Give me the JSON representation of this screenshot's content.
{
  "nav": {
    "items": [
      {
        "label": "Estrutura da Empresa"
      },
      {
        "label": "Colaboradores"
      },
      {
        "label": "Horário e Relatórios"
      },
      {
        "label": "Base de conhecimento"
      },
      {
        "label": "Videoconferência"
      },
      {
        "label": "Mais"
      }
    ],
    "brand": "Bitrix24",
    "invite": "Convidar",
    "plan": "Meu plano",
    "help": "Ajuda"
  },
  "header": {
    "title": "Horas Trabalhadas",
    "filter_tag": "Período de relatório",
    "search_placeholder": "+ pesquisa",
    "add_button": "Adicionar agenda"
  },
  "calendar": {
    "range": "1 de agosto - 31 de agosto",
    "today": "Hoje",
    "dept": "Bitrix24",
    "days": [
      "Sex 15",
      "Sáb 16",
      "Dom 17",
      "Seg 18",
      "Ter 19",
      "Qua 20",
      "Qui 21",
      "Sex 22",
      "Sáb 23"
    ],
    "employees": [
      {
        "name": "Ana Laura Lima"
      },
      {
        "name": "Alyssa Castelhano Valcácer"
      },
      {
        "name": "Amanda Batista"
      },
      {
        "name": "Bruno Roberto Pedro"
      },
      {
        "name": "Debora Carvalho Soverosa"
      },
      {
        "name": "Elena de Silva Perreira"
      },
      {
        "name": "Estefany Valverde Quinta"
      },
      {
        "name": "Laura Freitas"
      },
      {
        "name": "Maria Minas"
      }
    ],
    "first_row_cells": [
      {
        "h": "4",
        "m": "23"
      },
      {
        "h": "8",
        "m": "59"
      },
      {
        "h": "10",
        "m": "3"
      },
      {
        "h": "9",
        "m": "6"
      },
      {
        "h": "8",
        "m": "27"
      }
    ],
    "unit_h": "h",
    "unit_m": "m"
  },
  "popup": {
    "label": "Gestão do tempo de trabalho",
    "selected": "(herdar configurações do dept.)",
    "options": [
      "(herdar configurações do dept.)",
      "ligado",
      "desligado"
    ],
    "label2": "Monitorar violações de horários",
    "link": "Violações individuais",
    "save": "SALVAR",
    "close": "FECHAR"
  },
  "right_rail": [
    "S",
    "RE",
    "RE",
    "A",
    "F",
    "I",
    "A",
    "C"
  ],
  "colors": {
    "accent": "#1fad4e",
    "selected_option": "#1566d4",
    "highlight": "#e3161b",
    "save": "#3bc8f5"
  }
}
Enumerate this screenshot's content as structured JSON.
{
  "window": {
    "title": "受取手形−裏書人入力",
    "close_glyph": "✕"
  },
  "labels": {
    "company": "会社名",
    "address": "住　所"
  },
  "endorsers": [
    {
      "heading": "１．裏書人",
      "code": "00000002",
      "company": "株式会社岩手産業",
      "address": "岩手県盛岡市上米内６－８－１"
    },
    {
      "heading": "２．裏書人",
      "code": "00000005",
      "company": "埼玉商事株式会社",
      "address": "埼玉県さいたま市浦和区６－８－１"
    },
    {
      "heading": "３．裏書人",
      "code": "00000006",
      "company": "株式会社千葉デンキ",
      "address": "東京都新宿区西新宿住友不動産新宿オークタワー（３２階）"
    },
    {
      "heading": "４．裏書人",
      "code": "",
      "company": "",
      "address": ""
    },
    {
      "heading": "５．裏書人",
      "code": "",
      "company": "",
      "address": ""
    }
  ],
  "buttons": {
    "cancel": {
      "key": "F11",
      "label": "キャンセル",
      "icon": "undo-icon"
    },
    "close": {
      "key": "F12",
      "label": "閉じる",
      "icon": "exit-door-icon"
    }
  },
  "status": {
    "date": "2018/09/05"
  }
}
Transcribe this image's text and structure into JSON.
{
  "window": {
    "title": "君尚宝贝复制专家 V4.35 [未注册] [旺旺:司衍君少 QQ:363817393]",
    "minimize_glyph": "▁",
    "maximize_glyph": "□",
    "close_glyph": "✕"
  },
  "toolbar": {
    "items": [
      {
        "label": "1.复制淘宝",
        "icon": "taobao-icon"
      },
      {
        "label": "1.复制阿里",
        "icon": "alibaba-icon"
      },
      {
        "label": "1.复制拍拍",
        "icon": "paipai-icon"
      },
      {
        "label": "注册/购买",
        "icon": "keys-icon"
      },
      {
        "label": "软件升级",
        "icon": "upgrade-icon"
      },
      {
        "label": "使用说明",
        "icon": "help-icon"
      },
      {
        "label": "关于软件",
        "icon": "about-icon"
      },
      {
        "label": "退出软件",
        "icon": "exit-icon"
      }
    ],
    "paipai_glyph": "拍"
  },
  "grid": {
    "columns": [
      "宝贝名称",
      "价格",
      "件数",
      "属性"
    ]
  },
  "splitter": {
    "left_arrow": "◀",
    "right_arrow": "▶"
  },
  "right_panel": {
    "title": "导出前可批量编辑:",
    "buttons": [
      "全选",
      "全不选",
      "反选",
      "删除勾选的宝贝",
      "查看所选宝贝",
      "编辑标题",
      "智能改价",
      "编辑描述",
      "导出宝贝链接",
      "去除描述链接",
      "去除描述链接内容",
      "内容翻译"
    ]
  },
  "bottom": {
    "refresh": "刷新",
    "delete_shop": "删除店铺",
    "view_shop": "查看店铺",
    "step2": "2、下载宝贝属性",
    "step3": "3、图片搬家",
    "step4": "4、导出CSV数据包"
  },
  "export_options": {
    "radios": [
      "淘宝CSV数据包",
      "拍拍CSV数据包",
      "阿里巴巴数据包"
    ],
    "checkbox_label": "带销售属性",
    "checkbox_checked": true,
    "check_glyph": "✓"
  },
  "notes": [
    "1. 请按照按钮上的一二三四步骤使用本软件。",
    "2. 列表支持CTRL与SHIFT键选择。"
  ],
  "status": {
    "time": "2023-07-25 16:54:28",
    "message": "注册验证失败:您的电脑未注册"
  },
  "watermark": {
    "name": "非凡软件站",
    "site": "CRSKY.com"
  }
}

----------

### Brief:
Transcribe all of the entries without altering anything.

### Complete answer:
Give me the JSON representation of this screenshot's content.
{
  "nav": {
    "items": [
      {
        "label": "Estrutura da Empresa"
      },
      {
        "label": "Colaboradores"
      },
      {
        "label": "Horário e Relatórios"
      },
      {
        "label": "Base de conhecimento"
      },
      {
        "label": "Videoconferência"
      },
      {
        "label": "Mais"
      }
    ],
    "brand": "Bitrix24",
    "invite": "Convidar",
    "plan": "Meu plano",
    "help": "Ajuda"
  },
  "header": {
    "title": "Horas Trabalhadas",
    "filter_tag": "Período de relatório",
    "search_placeholder": "+ pesquisa",
    "add_button": "Adicionar agenda"
  },
  "calendar": {
    "range": "1 de agosto - 31 de agosto",
    "today": "Hoje",
    "dept": "Bitrix24",
    "days": [
      "Sex 15",
      "Sáb 16",
      "Dom 17",
      "Seg 18",
      "Ter 19",
      "Qua 20",
      "Qui 21",
      "Sex 22",
      "Sáb 23"
    ],
    "employees": [
      {
        "name": "Ana Laura Lima"
      },
      {
        "name": "Alyssa Castelhano Valcácer"
      },
      {
        "name": "Amanda Batista"
      },
      {
        "name": "Bruno Roberto Pedro"
      },
      {
        "name": "Debora Carvalho Soverosa"
      },
      {
        "name": "Elena de Silva Perreira"
      },
      {
        "name": "Estefany Valverde Quinta"
      },
      {
        "name": "Laura Freitas"
      },
      {
        "name": "Maria Minas"
      }
    ],
    "first_row_cells": [
      {
        "h": "4",
        "m": "23"
      },
      {
        "h": "8",
        "m": "59"
      },
      {
        "h": "10",
        "m": "3"
      },
      {
        "h": "9",
        "m": "6"
      },
      {
        "h": "8",
        "m": "27"
      }
    ],
    "unit_h": "h",
    "unit_m": "m"
  },
  "popup": {
    "label": "Gestão do tempo de trabalho",
    "selected": "(herdar configurações do dept.)",
    "options": [
      "(herdar configurações do dept.)",
      "ligado",
      "desligado"
    ],
    "label2": "Monitorar violações de horários",
    "link": "Violações individuais",
    "save": "SALVAR",
    "close": "FECHAR"
  },
  "right_rail": [
    "S",
    "RE",
    "RE",
    "A",
    "F",
    "I",
    "A",
    "C"
  ],
  "colors": {
    "accent": "#1fad4e",
    "selected_option": "#1566d4",
    "highlight": "#e3161b",
    "save": "#3bc8f5"
  }
}
Enumerate this screenshot's content as structured JSON.
{
  "window": {
    "title": "受取手形−裏書人入力",
    "close_glyph": "✕"
  },
  "labels": {
    "company": "会社名",
    "address": "住　所"
  },
  "endorsers": [
    {
      "heading": "１．裏書人",
      "code": "00000002",
      "company": "株式会社岩手産業",
      "address": "岩手県盛岡市上米内６－８－１"
    },
    {
      "heading": "２．裏書人",
      "code": "00000005",
      "company": "埼玉商事株式会社",
      "address": "埼玉県さいたま市浦和区６－８－１"
    },
    {
      "heading": "３．裏書人",
      "code": "00000006",
      "company": "株式会社千葉デンキ",
      "address": "東京都新宿区西新宿住友不動産新宿オークタワー（３２階）"
    },
    {
      "heading": "４．裏書人",
      "code": "",
      "company": "",
      "address": ""
    },
    {
      "heading": "５．裏書人",
      "code": "",
      "company": "",
      "address": ""
    }
  ],
  "buttons": {
    "cancel": {
      "key": "F11",
      "label": "キャンセル",
      "icon": "undo-icon"
    },
    "close": {
      "key": "F12",
      "label": "閉じる",
      "icon": "exit-door-icon"
    }
  },
  "status": {
    "date": "2018/09/05"
  }
}
Transcribe this image's text and structure into JSON.
{
  "window": {
    "title": "君尚宝贝复制专家 V4.35 [未注册] [旺旺:司衍君少 QQ:363817393]",
    "minimize_glyph": "▁",
    "maximize_glyph": "□",
    "close_glyph": "✕"
  },
  "toolbar": {
    "items": [
      {
        "label": "1.复制淘宝",
        "icon": "taobao-icon"
      },
      {
        "label": "1.复制阿里",
        "icon": "alibaba-icon"
      },
      {
        "label": "1.复制拍拍",
        "icon": "paipai-icon"
      },
      {
        "label": "注册/购买",
        "icon": "keys-icon"
      },
      {
        "label": "软件升级",
        "icon": "upgrade-icon"
      },
      {
        "label": "使用说明",
        "icon": "help-icon"
      },
      {
        "label": "关于软件",
        "icon": "about-icon"
      },
      {
        "label": "退出软件",
        "icon": "exit-icon"
      }
    ],
    "paipai_glyph": "拍"
  },
  "grid": {
    "columns": [
      "宝贝名称",
      "价格",
      "件数",
      "属性"
    ]
  },
  "splitter": {
    "left_arrow": "◀",
    "right_arrow": "▶"
  },
  "right_panel": {
    "title": "导出前可批量编辑:",
    "buttons": [
      "全选",
      "全不选",
      "反选",
      "删除勾选的宝贝",
      "查看所选宝贝",
      "编辑标题",
      "智能改价",
      "编辑描述",
      "导出宝贝链接",
      "去除描述链接",
      "去除描述链接内容",
      "内容翻译"
    ]
  },
  "bottom": {
    "refresh": "刷新",
    "delete_shop": "删除店铺",
    "view_shop": "查看店铺",
    "step2": "2、下载宝贝属性",
    "step3": "3、图片搬家",
    "step4": "4、导出CSV数据包"
  },
  "export_options": {
    "radios": [
      "淘宝CSV数据包",
      "拍拍CSV数据包",
      "阿里巴巴数据包"
    ],
    "checkbox_label": "带销售属性",
    "checkbox_checked": true,
    "check_glyph": "✓"
  },
  "notes": [
    "1. 请按照按钮上的一二三四步骤使用本软件。",
    "2. 列表支持CTRL与SHIFT键选择。"
  ],
  "status": {
    "time": "2023-07-25 16:54:28",
    "message": "注册验证失败:您的电脑未注册"
  },
  "watermark": {
    "name": "非凡软件站",
    "site": "CRSKY.com"
  }
}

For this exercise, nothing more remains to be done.